*WORK TO COMPLETE*
Look through the data below. Collect every line where the word "this" occurs.

begin GIVEN INFORMATION

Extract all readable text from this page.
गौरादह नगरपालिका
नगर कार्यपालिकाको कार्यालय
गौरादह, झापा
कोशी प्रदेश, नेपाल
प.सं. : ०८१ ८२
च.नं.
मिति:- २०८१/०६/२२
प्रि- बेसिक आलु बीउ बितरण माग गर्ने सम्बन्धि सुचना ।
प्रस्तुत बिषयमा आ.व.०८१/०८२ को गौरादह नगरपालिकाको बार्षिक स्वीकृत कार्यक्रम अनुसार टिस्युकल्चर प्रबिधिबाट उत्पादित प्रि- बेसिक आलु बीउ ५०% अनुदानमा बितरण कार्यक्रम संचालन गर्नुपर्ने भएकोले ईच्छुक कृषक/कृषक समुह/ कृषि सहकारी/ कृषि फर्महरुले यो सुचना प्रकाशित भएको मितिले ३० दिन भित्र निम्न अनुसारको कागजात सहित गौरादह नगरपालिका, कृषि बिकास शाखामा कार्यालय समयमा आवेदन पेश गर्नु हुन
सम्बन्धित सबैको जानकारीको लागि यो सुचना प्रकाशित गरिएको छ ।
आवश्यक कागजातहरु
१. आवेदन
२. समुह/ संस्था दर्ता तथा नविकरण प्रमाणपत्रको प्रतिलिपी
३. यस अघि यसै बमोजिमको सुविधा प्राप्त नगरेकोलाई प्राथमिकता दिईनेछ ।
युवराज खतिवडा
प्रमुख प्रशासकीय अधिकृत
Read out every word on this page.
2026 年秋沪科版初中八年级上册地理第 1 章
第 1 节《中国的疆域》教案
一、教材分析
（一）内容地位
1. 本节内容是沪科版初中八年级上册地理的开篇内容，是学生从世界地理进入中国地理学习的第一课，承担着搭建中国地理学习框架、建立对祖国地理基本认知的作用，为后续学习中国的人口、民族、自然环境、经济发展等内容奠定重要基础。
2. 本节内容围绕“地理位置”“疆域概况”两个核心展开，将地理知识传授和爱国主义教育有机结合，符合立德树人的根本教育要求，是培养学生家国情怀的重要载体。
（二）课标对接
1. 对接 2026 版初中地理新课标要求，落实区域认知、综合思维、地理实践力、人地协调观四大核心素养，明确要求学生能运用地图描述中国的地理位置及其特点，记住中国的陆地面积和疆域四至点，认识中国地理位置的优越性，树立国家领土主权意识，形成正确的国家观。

end GIVEN INFORMATION

*WRITTEN SOLUTION*
Extract all readable text from this page.
Read out every word on this page.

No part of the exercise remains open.